Dataset items:
------

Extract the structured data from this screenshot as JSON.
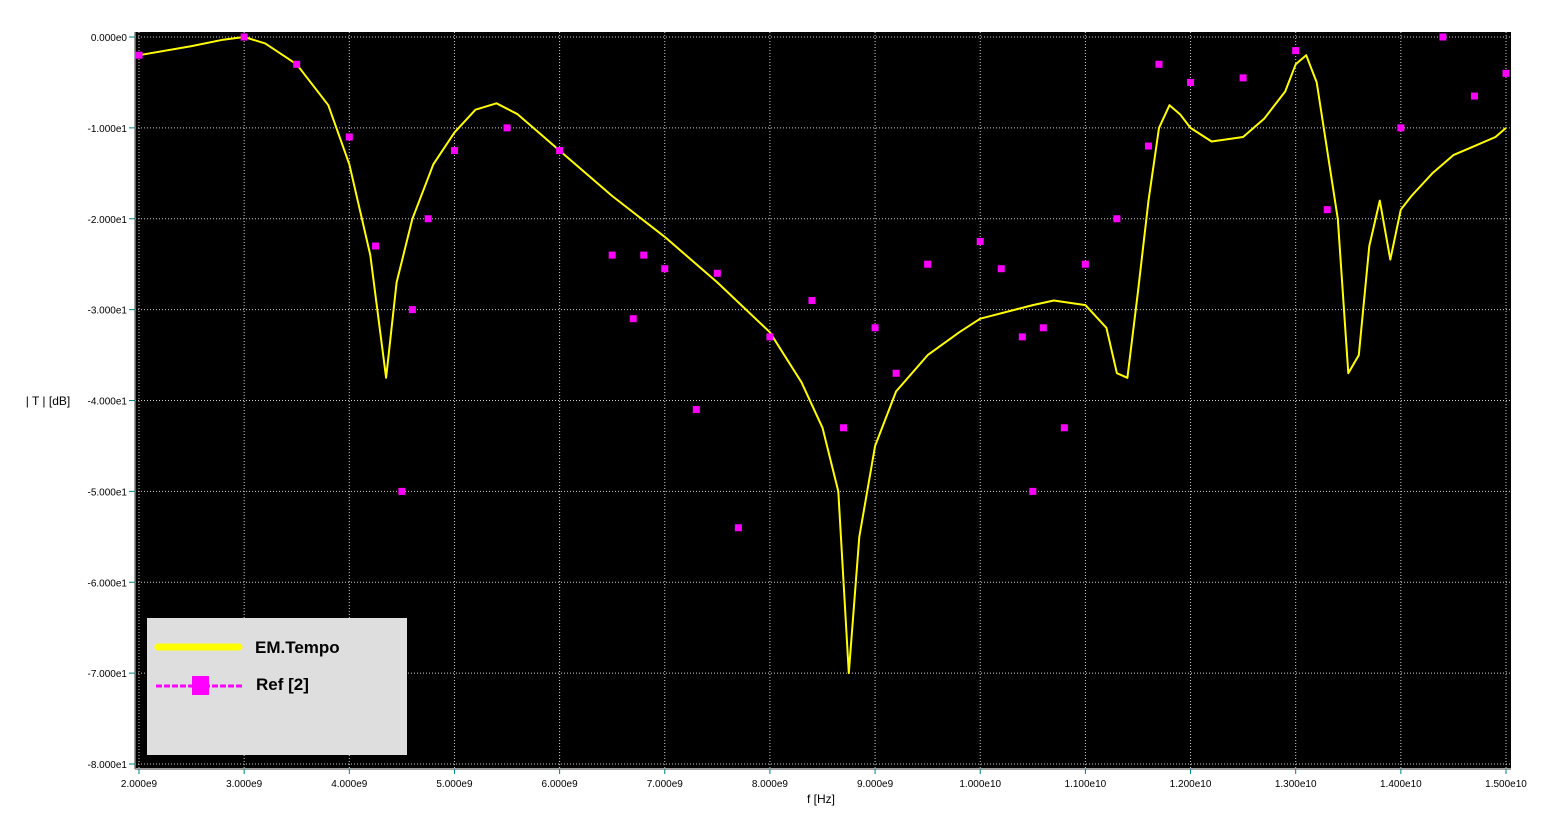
{
  "chart_data": {
    "type": "line",
    "title": "",
    "xlabel": "f [Hz]",
    "ylabel": "| T | [dB]",
    "xlim": [
      2000000000.0,
      15000000000.0
    ],
    "ylim": [
      -80,
      0
    ],
    "grid": true,
    "legend_position": "bottom-left",
    "x_ticks": [
      {
        "value": 2000000000.0,
        "label": "2.000e9"
      },
      {
        "value": 3000000000.0,
        "label": "3.000e9"
      },
      {
        "value": 4000000000.0,
        "label": "4.000e9"
      },
      {
        "value": 5000000000.0,
        "label": "5.000e9"
      },
      {
        "value": 6000000000.0,
        "label": "6.000e9"
      },
      {
        "value": 7000000000.0,
        "label": "7.000e9"
      },
      {
        "value": 8000000000.0,
        "label": "8.000e9"
      },
      {
        "value": 9000000000.0,
        "label": "9.000e9"
      },
      {
        "value": 10000000000.0,
        "label": "1.000e10"
      },
      {
        "value": 11000000000.0,
        "label": "1.100e10"
      },
      {
        "value": 12000000000.0,
        "label": "1.200e10"
      },
      {
        "value": 13000000000.0,
        "label": "1.300e10"
      },
      {
        "value": 14000000000.0,
        "label": "1.400e10"
      },
      {
        "value": 15000000000.0,
        "label": "1.500e10"
      }
    ],
    "y_ticks": [
      {
        "value": 0,
        "label": "0.000e0"
      },
      {
        "value": -10,
        "label": "-1.000e1"
      },
      {
        "value": -20,
        "label": "-2.000e1"
      },
      {
        "value": -30,
        "label": "-3.000e1"
      },
      {
        "value": -40,
        "label": "-4.000e1"
      },
      {
        "value": -50,
        "label": "-5.000e1"
      },
      {
        "value": -60,
        "label": "-6.000e1"
      },
      {
        "value": -70,
        "label": "-7.000e1"
      },
      {
        "value": -80,
        "label": "-8.000e1"
      }
    ],
    "series": [
      {
        "name": "EM.Tempo",
        "kind": "line",
        "color": "#ffff00",
        "x": [
          2000000000.0,
          2500000000.0,
          2800000000.0,
          3000000000.0,
          3200000000.0,
          3500000000.0,
          3800000000.0,
          4000000000.0,
          4200000000.0,
          4350000000.0,
          4450000000.0,
          4600000000.0,
          4800000000.0,
          5000000000.0,
          5200000000.0,
          5400000000.0,
          5600000000.0,
          6000000000.0,
          6500000000.0,
          7000000000.0,
          7500000000.0,
          8000000000.0,
          8300000000.0,
          8500000000.0,
          8650000000.0,
          8750000000.0,
          8850000000.0,
          9000000000.0,
          9200000000.0,
          9500000000.0,
          9800000000.0,
          10000000000.0,
          10500000000.0,
          10700000000.0,
          11000000000.0,
          11200000000.0,
          11300000000.0,
          11400000000.0,
          11500000000.0,
          11600000000.0,
          11700000000.0,
          11800000000.0,
          11900000000.0,
          12000000000.0,
          12200000000.0,
          12500000000.0,
          12700000000.0,
          12900000000.0,
          13000000000.0,
          13100000000.0,
          13200000000.0,
          13400000000.0,
          13500000000.0,
          13600000000.0,
          13700000000.0,
          13800000000.0,
          13900000000.0,
          14000000000.0,
          14100000000.0,
          14300000000.0,
          14500000000.0,
          14700000000.0,
          14900000000.0,
          15000000000.0
        ],
        "y": [
          -2,
          -1,
          -0.3,
          0,
          -0.7,
          -3,
          -7.5,
          -14,
          -24,
          -37.5,
          -27,
          -20,
          -14,
          -10.5,
          -8,
          -7.3,
          -8.5,
          -12.5,
          -17.5,
          -22,
          -27,
          -32.5,
          -38,
          -43,
          -50,
          -70,
          -55,
          -45,
          -39,
          -35,
          -32.5,
          -31,
          -29.5,
          -29,
          -29.5,
          -32,
          -37,
          -37.5,
          -28,
          -18,
          -10,
          -7.5,
          -8.5,
          -10,
          -11.5,
          -11,
          -9,
          -6,
          -3,
          -2,
          -5,
          -20,
          -37,
          -35,
          -23,
          -18,
          -24.5,
          -19,
          -17.5,
          -15,
          -13,
          -12,
          -11,
          -10
        ]
      },
      {
        "name": "Ref [2]",
        "kind": "scatter",
        "color": "#ff00ff",
        "x": [
          2000000000.0,
          3000000000.0,
          3500000000.0,
          4000000000.0,
          4250000000.0,
          4500000000.0,
          4600000000.0,
          4750000000.0,
          5000000000.0,
          5500000000.0,
          6000000000.0,
          6500000000.0,
          6700000000.0,
          6800000000.0,
          7000000000.0,
          7300000000.0,
          7500000000.0,
          7700000000.0,
          8000000000.0,
          8400000000.0,
          8700000000.0,
          9000000000.0,
          9200000000.0,
          9500000000.0,
          10000000000.0,
          10200000000.0,
          10400000000.0,
          10500000000.0,
          10600000000.0,
          10800000000.0,
          11000000000.0,
          11300000000.0,
          11600000000.0,
          11700000000.0,
          12000000000.0,
          12500000000.0,
          13000000000.0,
          13300000000.0,
          14000000000.0,
          14400000000.0,
          14700000000.0,
          15000000000.0
        ],
        "y": [
          -2,
          0,
          -3,
          -11,
          -23,
          -50,
          -30,
          -20,
          -12.5,
          -10,
          -12.5,
          -24,
          -31,
          -24,
          -25.5,
          -41,
          -26,
          -54,
          -33,
          -29,
          -43,
          -32,
          -37,
          -25,
          -22.5,
          -25.5,
          -33,
          -50,
          -32,
          -43,
          -25,
          -20,
          -12,
          -3,
          -5,
          -4.5,
          -1.5,
          -19,
          -10,
          0,
          -6.5,
          -4
        ]
      }
    ]
  }
}
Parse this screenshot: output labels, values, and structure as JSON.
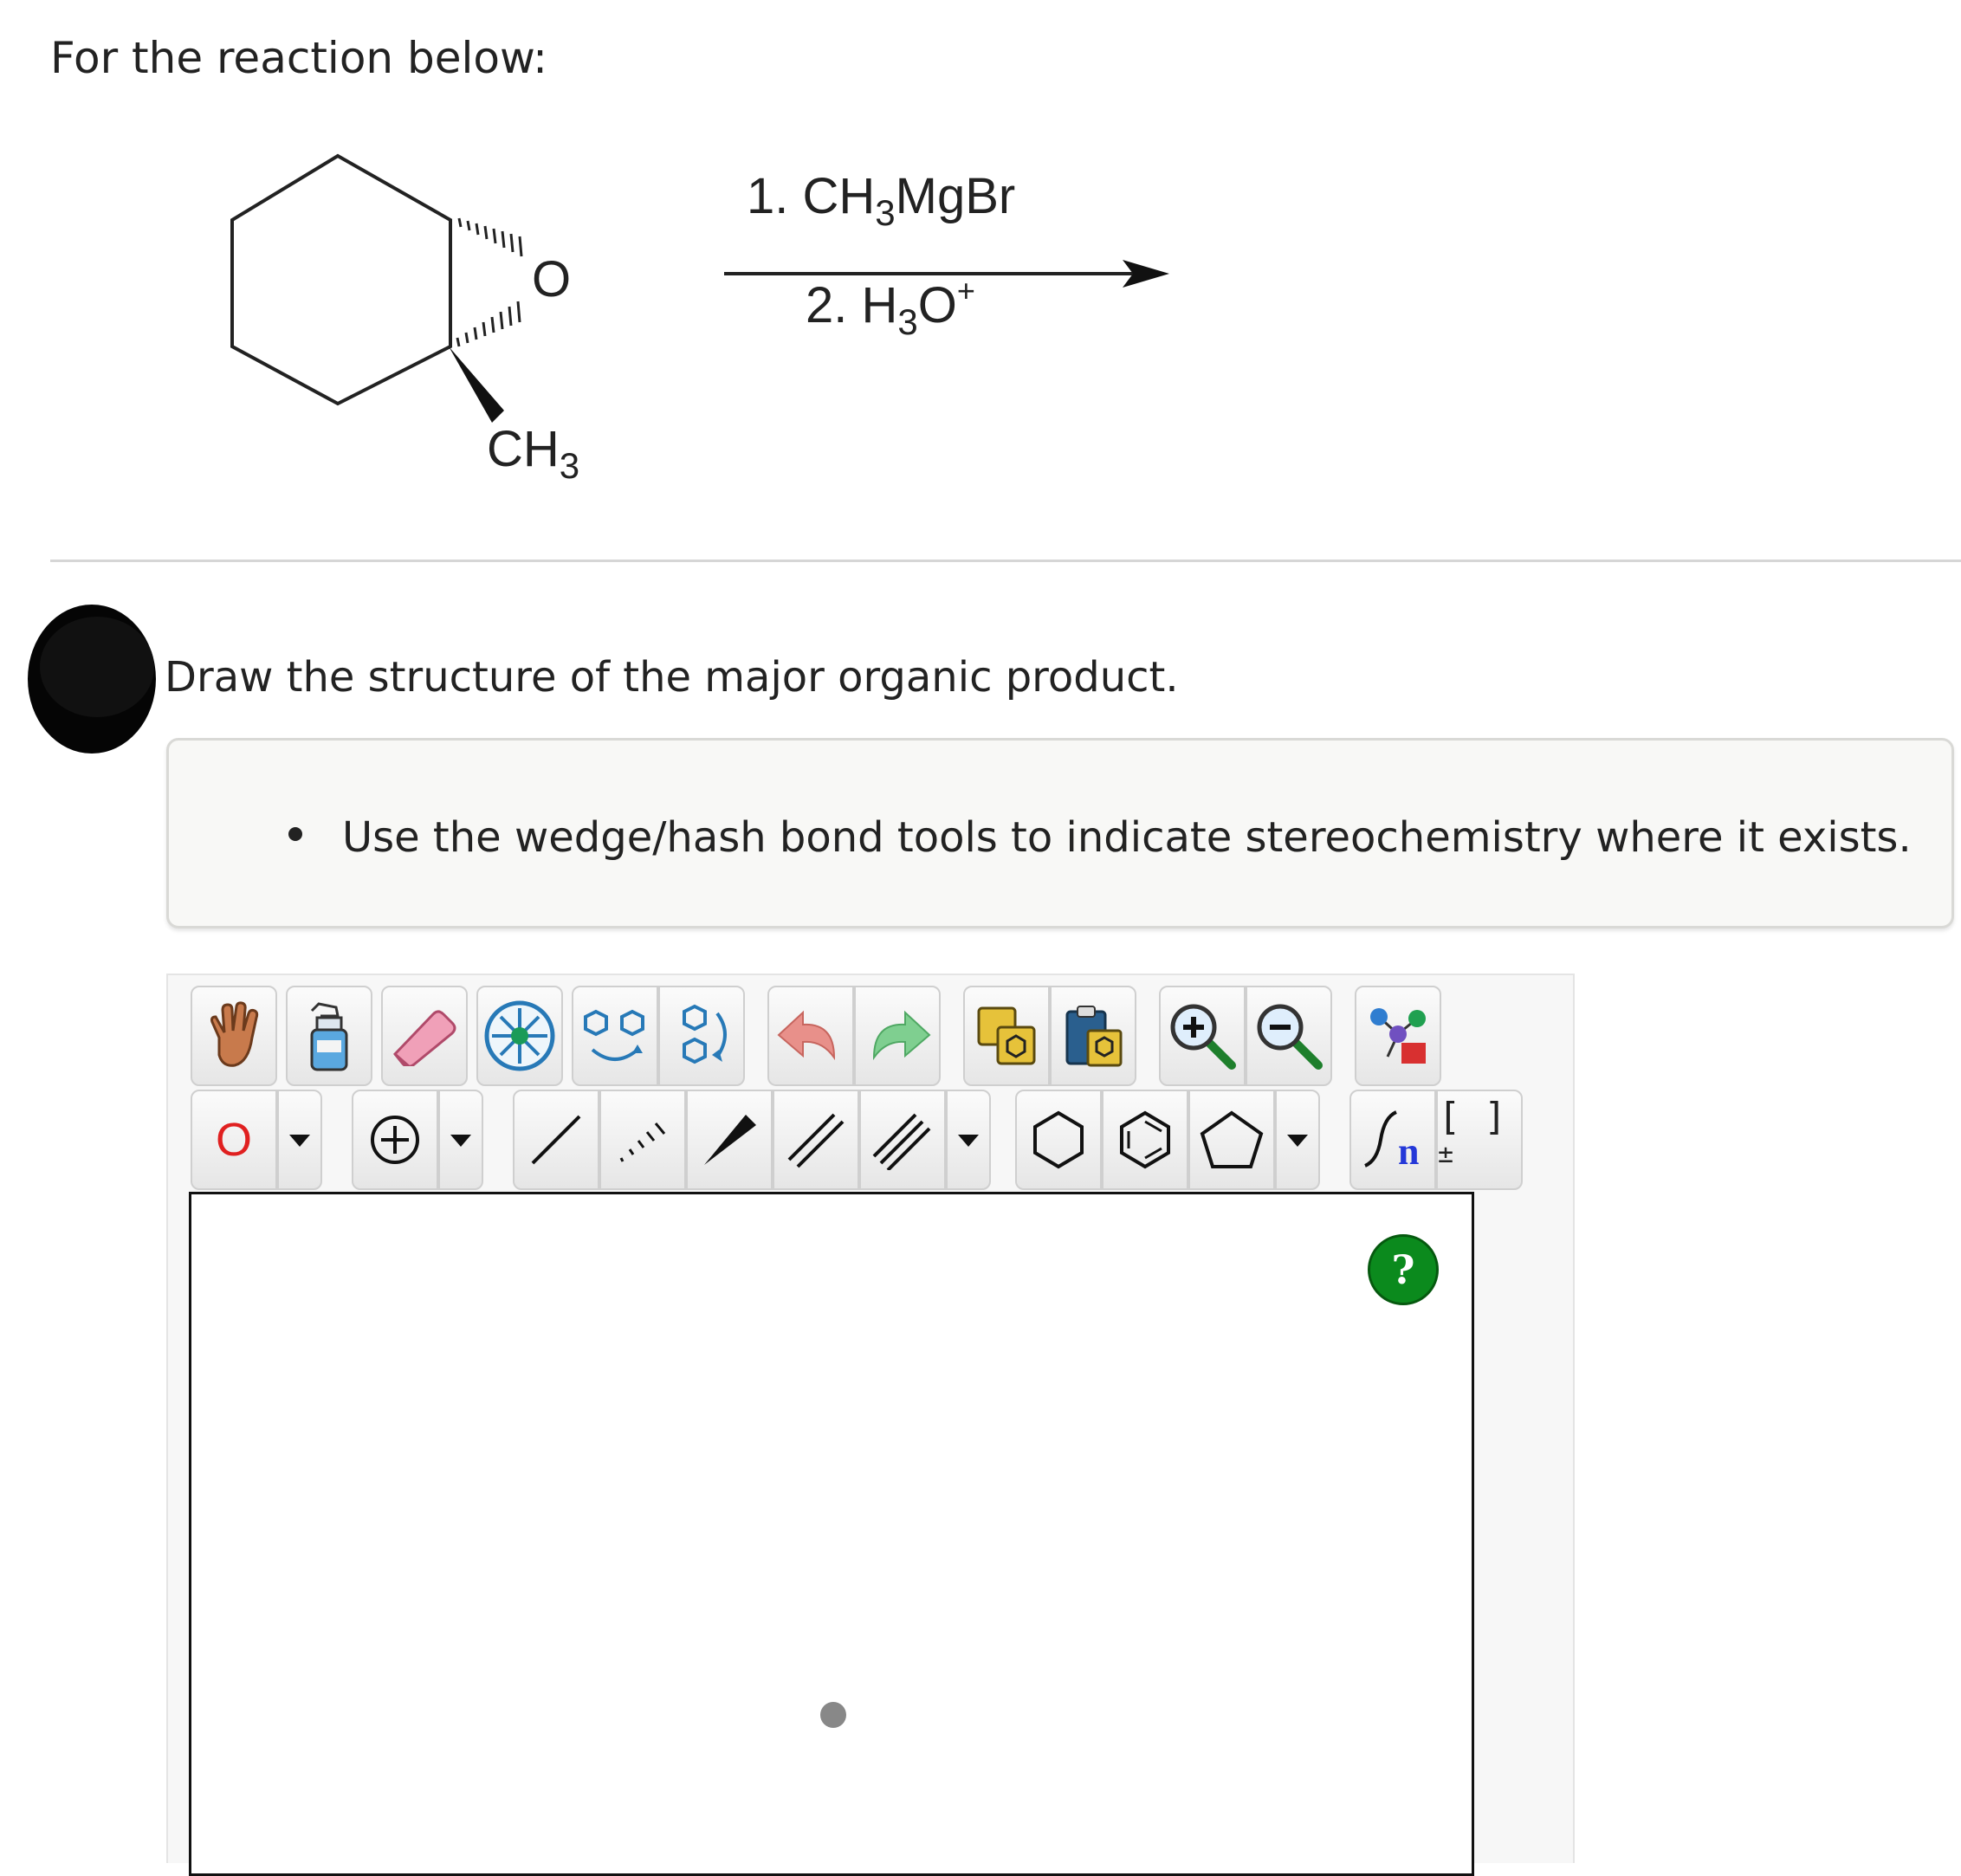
{
  "prompt": "For the reaction below:",
  "reaction": {
    "substituent": "CH",
    "substituent_sub": "3",
    "oxygen": "O",
    "step1_prefix": "1. CH",
    "step1_sub": "3",
    "step1_suffix": "MgBr",
    "step2_prefix": "2. H",
    "step2_sub": "3",
    "step2_suffix": "O",
    "step2_sup": "+"
  },
  "question": "Draw the structure of the major organic product.",
  "hint": "Use the wedge/hash bond tools to indicate stereochemistry where it exists.",
  "toolbar": {
    "atom_label": "O",
    "sgroup_n": "n",
    "bracket_label": "[ ]",
    "bracket_sup": "±",
    "atom_color": "#e02020",
    "help_color": "#0b8a1d"
  },
  "canvas": {
    "help_label": "?"
  }
}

------

◆ The request ◆
Write out, exactly, each line from the one containing "Parse this screenshot: output" down to the final line of the data above. Both of those lines count, and the pictures are left out.

◆ Answer to the problem ◆
Parse this screenshot: output labels, values, and structure as JSON.
{
  "prompt": "For the reaction below:",
  "reaction": {
    "substituent": "CH",
    "substituent_sub": "3",
    "oxygen": "O",
    "step1_prefix": "1. CH",
    "step1_sub": "3",
    "step1_suffix": "MgBr",
    "step2_prefix": "2. H",
    "step2_sub": "3",
    "step2_suffix": "O",
    "step2_sup": "+"
  },
  "question": "Draw the structure of the major organic product.",
  "hint": "Use the wedge/hash bond tools to indicate stereochemistry where it exists.",
  "toolbar": {
    "atom_label": "O",
    "sgroup_n": "n",
    "bracket_label": "[ ]",
    "bracket_sup": "±",
    "atom_color": "#e02020",
    "help_color": "#0b8a1d"
  },
  "canvas": {
    "help_label": "?"
  }
}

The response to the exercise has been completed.